Extracted records
------------------------------------

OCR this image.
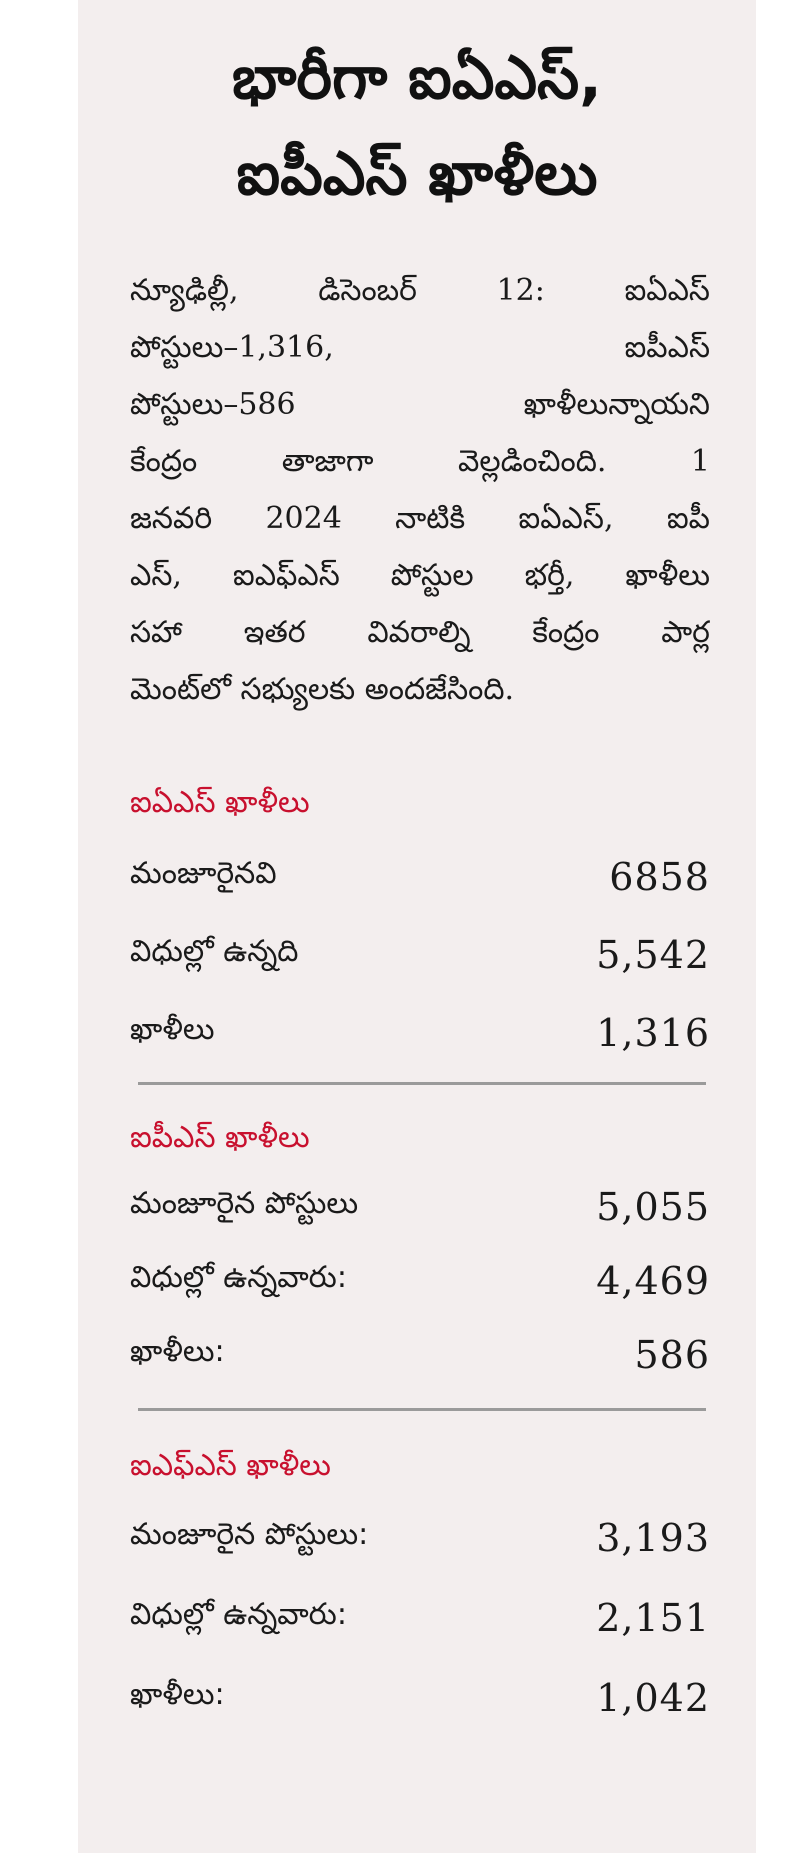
భారీగా ఐఏఎస్,
ఐపీఎస్ ఖాళీలు
న్యూఢిల్లీ,	డిసెంబర్	12:	ఐఏఎస్
పోస్టులు–1,316,	ఐపీఎస్
పోస్టులు–586	ఖాళీలున్నాయని
కేంద్రం	తాజాగా	వెల్లడించింది.	1
జనవరి 2024 నాటికి ఐఏఎస్, ఐపీ
ఎస్, ఐఎఫ్ఎస్ పోస్టుల భర్తీ, ఖాళీలు
సహా ఇతర వివరాల్ని కేంద్రం పార్ల
మెంట్‌లో
సభ్యులకు
అందజేసింది.
ఐఏఎస్ ఖాళీలు
మంజూరైనవి	6858
విధుల్లో ఉన్నది	5,542
ఖాళీలు	1,316
ఐపీఎస్ ఖాళీలు
మంజూరైన పోస్టులు	5,055
విధుల్లో ఉన్నవారు:	4,469
ఖాళీలు:	586
ఐఎఫ్ఎస్ ఖాళీలు
మంజూరైన పోస్టులు:	3,193
విధుల్లో ఉన్నవారు:	2,151
ఖాళీలు:	1,042
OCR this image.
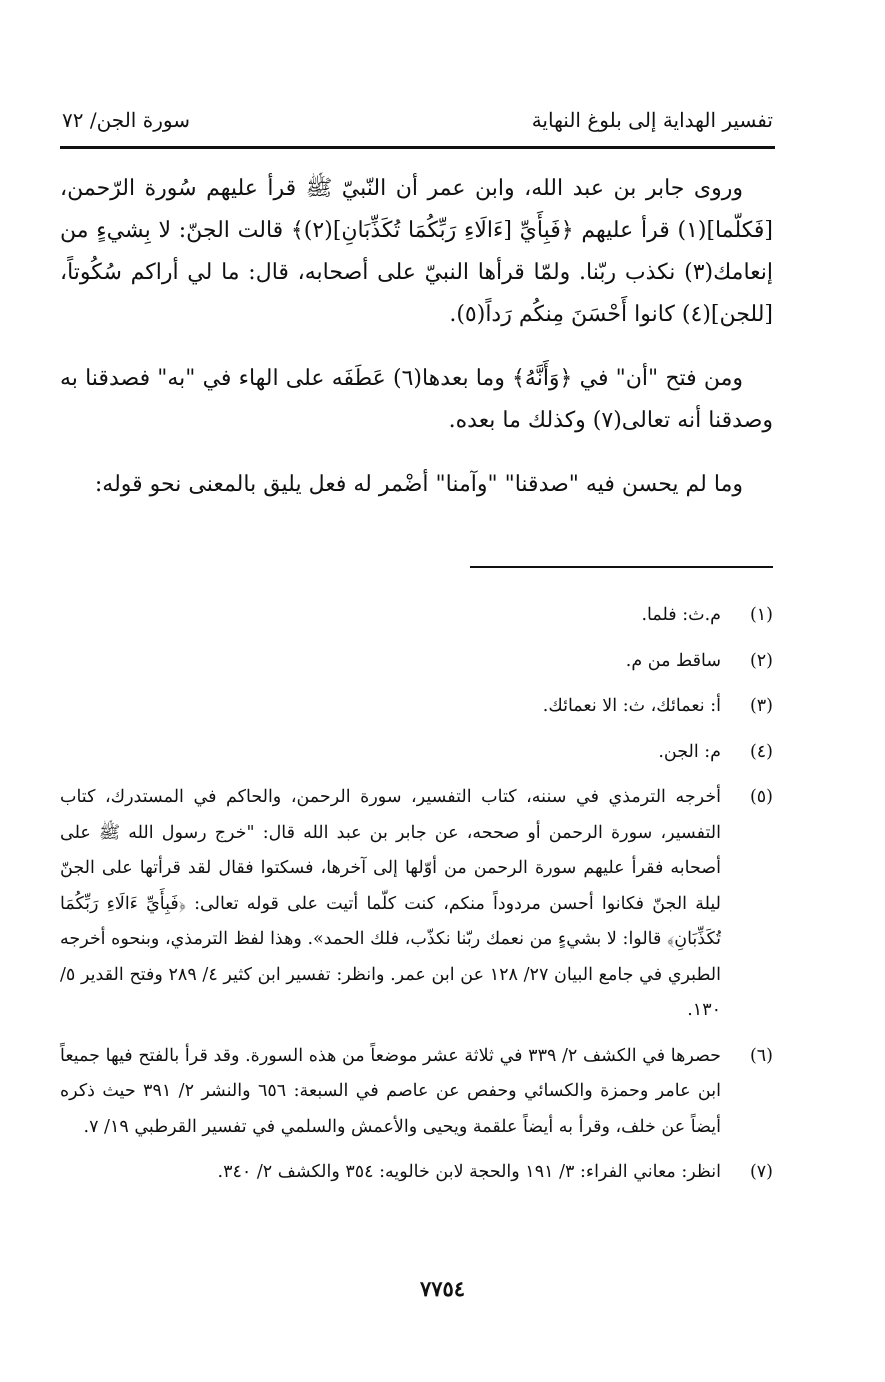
تفسير الهداية إلى بلوغ النهاية
سورة الجن/ ٧٢

وروى جابر بن عبد الله، وابن عمر أن النّبيّ ﷺ قرأ عليهم سُورة الرّحمن، [فَكلّما](١) قرأ عليهم ﴿فَبِأَيِّ [ءَالَاءِ رَبِّكُمَا تُكَذِّبَانِ](٢)﴾ قالت الجنّ: لا بِشيءٍ من إنعامك(٣) نكذب ربّنا. ولمّا قرأها النبيّ على أصحابه، قال: ما لي أراكم سُكُوتاً، [للجن](٤) كانوا أَحْسَنَ مِنكُم رَداً(٥).

ومن فتح "أن" في ﴿وَأَنَّهُ﴾ وما بعدها(٦) عَطَفَه على الهاء في "به" فصدقنا به وصدقنا أنه تعالى(٧) وكذلك ما بعده.

وما لم يحسن فيه "صدقنا" "وآمنا" أضْمر له فعل يليق بالمعنى نحو قوله:

(١)
م.ث: فلما.
(٢)
ساقط من م.
(٣)
أ: نعمائك، ث: الا نعمائك.
(٤)
م: الجن.
(٥)
أخرجه الترمذي في سننه، كتاب التفسير، سورة الرحمن، والحاكم في المستدرك، كتاب التفسير، سورة الرحمن أو صححه، عن جابر بن عبد الله قال: "خرج رسول الله ﷺ على أصحابه فقرأ عليهم سورة الرحمن من أوّلها إلى آخرها، فسكتوا فقال لقد قرأتها على الجنّ ليلة الجنّ فكانوا أحسن مردوداً منكم، كنت كلّما أتيت على قوله تعالى: ﴿فَبِأَيِّ ءَالَاءِ رَبِّكُمَا تُكَذِّبَانِ﴾ قالوا: لا بشيءٍ من نعمك ربّنا نكذّب، فلك الحمد». وهذا لفظ الترمذي، وبنحوه أخرجه الطبري في جامع البيان ٢٧/ ١٢٨ عن ابن عمر. وانظر: تفسير ابن كثير ٤/ ٢٨٩ وفتح القدير ٥/ ١٣٠.
(٦)
حصرها في الكشف ٢/ ٣٣٩ في ثلاثة عشر موضعاً من هذه السورة. وقد قرأ بالفتح فيها جميعاً ابن عامر وحمزة والكسائي وحفص عن عاصم في السبعة: ٦٥٦ والنشر ٢/ ٣٩١ حيث ذكره أيضاً عن خلف، وقرأ به أيضاً علقمة ويحيى والأعمش والسلمي في تفسير القرطبي ١٩/ ٧.
(٧)
انظر: معاني الفراء: ٣/ ١٩١ والحجة لابن خالويه: ٣٥٤ والكشف ٢/ ٣٤٠.
٧٧٥٤
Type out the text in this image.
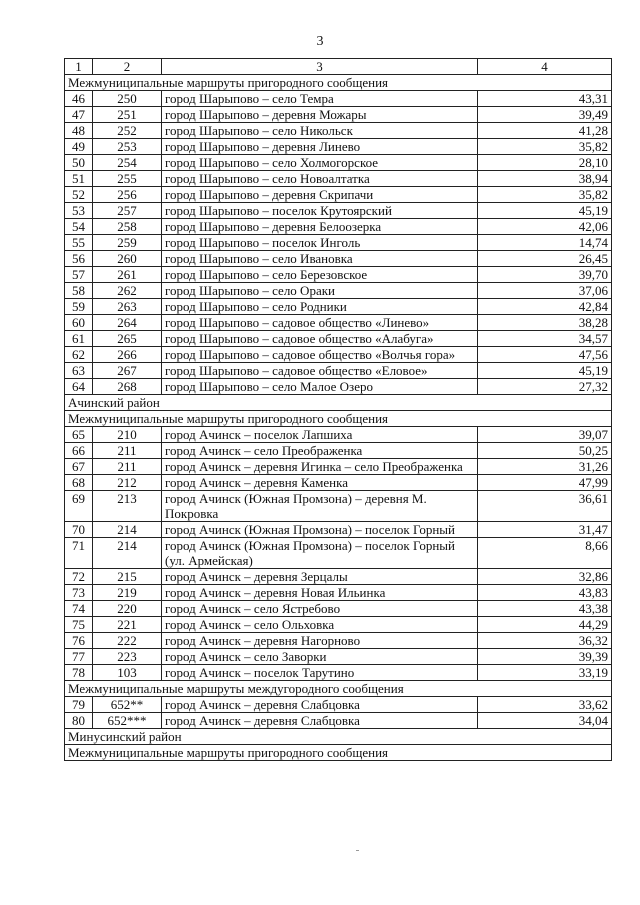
3
1	2	3	4
Межмуниципальные маршруты пригородного сообщения			
46	250	город Шарыпово – село Темра	43,31
47	251	город Шарыпово – деревня Можары	39,49
48	252	город Шарыпово – село Никольск	41,28
49	253	город Шарыпово – деревня Линево	35,82
50	254	город Шарыпово – село Холмогорское	28,10
51	255	город Шарыпово – село Новоалтатка	38,94
52	256	город Шарыпово – деревня Скрипачи	35,82
53	257	город Шарыпово – поселок Крутоярский	45,19
54	258	город Шарыпово – деревня Белоозерка	42,06
55	259	город Шарыпово – поселок Инголь	14,74
56	260	город Шарыпово – село Ивановка	26,45
57	261	город Шарыпово – село Березовское	39,70
58	262	город Шарыпово – село Ораки	37,06
59	263	город Шарыпово – село Родники	42,84
60	264	город Шарыпово – садовое общество «Линево»	38,28
61	265	город Шарыпово – садовое общество «Алабуга»	34,57
62	266	город Шарыпово – садовое общество «Волчья гора»	47,56
63	267	город Шарыпово – садовое общество «Еловое»	45,19
64	268	город Шарыпово – село Малое Озеро	27,32
Ачинский район			
Межмуниципальные маршруты пригородного сообщения			
65	210	город Ачинск – поселок Лапшиха	39,07
66	211	город Ачинск – село Преображенка	50,25
67	211	город Ачинск – деревня Игинка – село Преображенка	31,26
68	212	город Ачинск – деревня Каменка	47,99
69	213	город Ачинск (Южная Промзона) – деревня М. Покровка	36,61
70	214	город Ачинск (Южная Промзона) – поселок Горный	31,47
71	214	город Ачинск (Южная Промзона) – поселок Горный (ул. Армейская)	8,66
72	215	город Ачинск – деревня Зерцалы	32,86
73	219	город Ачинск – деревня Новая Ильинка	43,83
74	220	город Ачинск – село Ястребово	43,38
75	221	город Ачинск – село Ольховка	44,29
76	222	город Ачинск – деревня Нагорново	36,32
77	223	город Ачинск – село Заворки	39,39
78	103	город Ачинск – поселок Тарутино	33,19
Межмуниципальные маршруты междугородного сообщения			
79	652**	город Ачинск – деревня Слабцовка	33,62
80	652***	город Ачинск – деревня Слабцовка	34,04
Минусинский район			
Межмуниципальные маршруты пригородного сообщения			
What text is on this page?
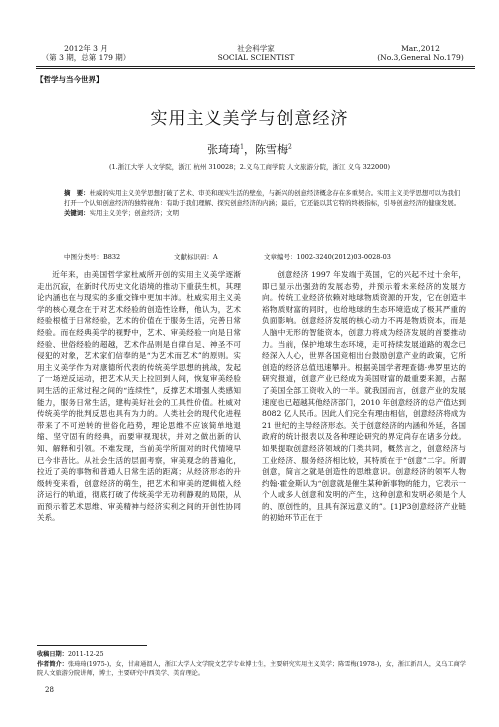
2012年 3 月
（第 3 期，总第 179 期）
社会科学家
SOCIAL SCIENTIST
Mar.,2012
(No.3,General No.179)
【哲学与当今世界】
实用主义美学与创意经济
张琦琦$^1$，陈雪梅$^2$
(1.浙江大学 人文学院，浙江 杭州 310028；2.义乌工商学院 人文旅游分院，浙江 义乌 322000)
摘　要：杜威的实用主义美学思想打破了艺术、审美和现实生活的壁垒，与新兴的创意经济概念存在多重契合。实用主义美学思想可以为我们打开一个认知创意经济的独特视角：有助于我们理解、探究创意经济的内涵；最后，它还能以其它特的终极指标，引导创意经济的健康发展。
关键词：实用主义美学；创意经济；文明
中图分类号：B832	文献标识码：A	文章编号：1002-3240(2012)03-0028-03

近年来，由美国哲学家杜威所开创的实用主义美学逐渐走出沉寂，在新时代历史文化语境的推动下重获生机，其理论内涵也在与现实的多重交锋中更加丰沛。杜威实用主义美学的核心观念在于对艺术经验的创造性诠释，他认为，艺术经验根植于日常经验，艺术的价值在于服务生活，完善日常经验。而在经典美学的视野中，艺术、审美经验一向是日常经验、世俗经验的超越，艺术作品则是自律自足、神圣不可侵犯的对象，艺术家们信奉的是“为艺术而艺术”的原则。实用主义美学作为对康德所代表的传统美学思想的挑战，发起了一场逆反运动，把艺术从天上拉回到人间，恢复审美经验同生活的正常过程之间的“连续性”，反撑艺术增强人类感知能力，服务日常生活，建构美好社会的工具性价值。杜威对传统美学的批判反思也具有为力的。人类社会的现代化进程带来了不可逆转的世俗化趋势，理论思维不应该简单地退缩、坚守固有的经典，而要审视现状，并对之做出新的认知、解释和引领。不难发现，当前美学所面对的时代情境早已今非昔比。从社会生活的层面考察，审美观念的普遍化，拉近了美的事物和普通人日常生活的距离；从经济形态的升级转变来看，创意经济的萌生，把艺术和审美的逻辑植入经济运行的轨道，彻底打破了传统美学无功利静观的局限，从而预示着艺术思维、审美精神与经济实利之间的开创性协同关系。

创意经济 1997 年发端于英国，它的兴起不过十余年，即已显示出强劲的发展态势，并预示着未来经济的发展方向。传统工业经济依赖对地球物质资源的开发，它在创造丰裕物质财富的同时，也给地球的生态环境造成了极其严重的负面影响。创意经济发展的核心动力不再是物质资本，而是人脑中无形的智能资本，创意力将成为经济发展的首要推动力。当前，保护地球生态环境，走可持续发展道路的观念已经深入人心，世界各国竞相出台鼓励创意产业的政策，它所创造的经济总值迅速攀升。根据美国学者理查德·弗罗里达的研究报道，创意产业已经成为美国财富的最重要来源，占据了美国全部工资收入的一半。就我国而言，创意产业的发展速度也已超越其他经济部门，2010 年创意经济的总产值达到 8082 亿人民币。因此人们完全有理由相信，创意经济将成为 21 世纪的主导经济形态。关于创意经济的内涵和外延，各国政府的统计报表以及各种理论研究的界定尚存在诸多分歧。如果提取创意经济领域的门类共同，概然言之，创意经济与工业经济、服务经济相比较，其特质在于“创意”二字。所谓创意，简言之就是创造性的思维意识。创意经济的领军人物约翰·霍金斯认为“创意就是催生某种新事物的能力，它表示一个人或多人创意和发明的产生，这种创意和发明必须是个人的、原创性的，且具有深远意义的”。[1]P3创意经济产业链的初始环节正在于

收稿日期：2011-12-25
作者简介：张琦琦(1975-)，女，甘肃通渭人，浙江大学人文学院文艺学专业博士生，主要研究实用主义美学；陈雪梅(1978-)，女，浙江新昌人，义乌工商学院人文旅游分院讲师，博士，主要研究中西美学、美育理论。
28
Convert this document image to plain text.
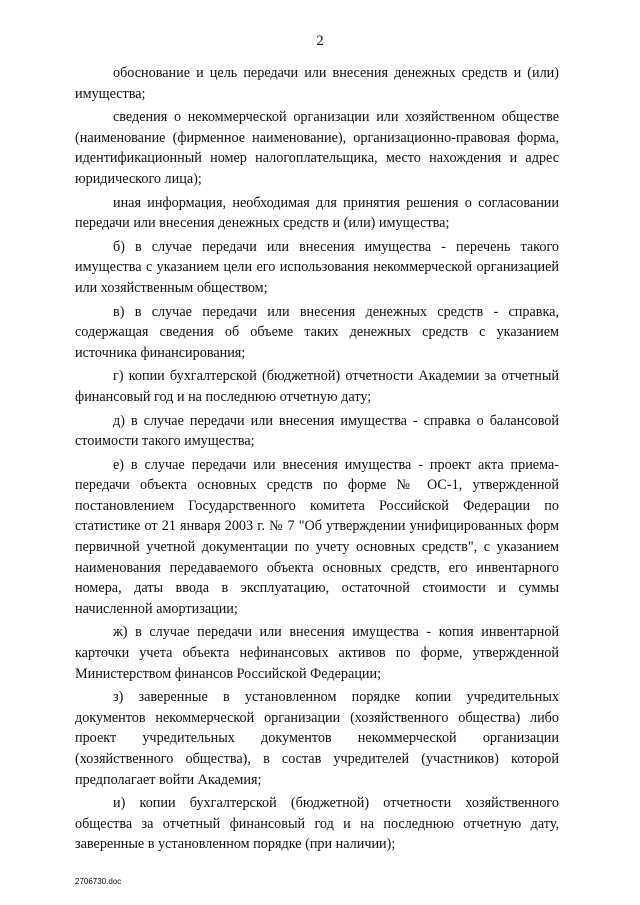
2

обоснование и цель передачи или внесения денежных средств и (или) имущества;

сведения о некоммерческой организации или хозяйственном обществе (наименование (фирменное наименование), организационно-правовая форма, идентификационный номер налогоплательщика, место нахождения и адрес юридического лица);

иная информация, необходимая для принятия решения о согласовании передачи или внесения денежных средств и (или) имущества;

б) в случае передачи или внесения имущества - перечень такого имущества с указанием цели его использования некоммерческой организацией или хозяйственным обществом;

в) в случае передачи или внесения денежных средств - справка, содержащая сведения об объеме таких денежных средств с указанием источника финансирования;

г) копии бухгалтерской (бюджетной) отчетности Академии за отчетный финансовый год и на последнюю отчетную дату;

д) в случае передачи или внесения имущества - справка о балансовой стоимости такого имущества;

е) в случае передачи или внесения имущества - проект акта приема-передачи объекта основных средств по форме № ОС-1, утвержденной постановлением Государственного комитета Российской Федерации по статистике от 21 января 2003 г. № 7 "Об утверждении унифицированных форм первичной учетной документации по учету основных средств", с указанием наименования передаваемого объекта основных средств, его инвентарного номера, даты ввода в эксплуатацию, остаточной стоимости и суммы начисленной амортизации;

ж) в случае передачи или внесения имущества - копия инвентарной карточки учета объекта нефинансовых активов по форме, утвержденной Министерством финансов Российской Федерации;

з) заверенные в установленном порядке копии учредительных документов некоммерческой организации (хозяйственного общества) либо проект учредительных документов некоммерческой организации (хозяйственного общества), в состав учредителей (участников) которой предполагает войти Академия;

и) копии бухгалтерской (бюджетной) отчетности хозяйственного общества за отчетный финансовый год и на последнюю отчетную дату, заверенные в установленном порядке (при наличии);

2706730.doc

------------------------------------

**PROBLEM REQUIREMENTS**
Which lines of the data include "image"? Copy each of them.

**ANSWER BELOW**
OCR this image.
OCR this image.
Type out the text in this image.
Convert this document image to plain text.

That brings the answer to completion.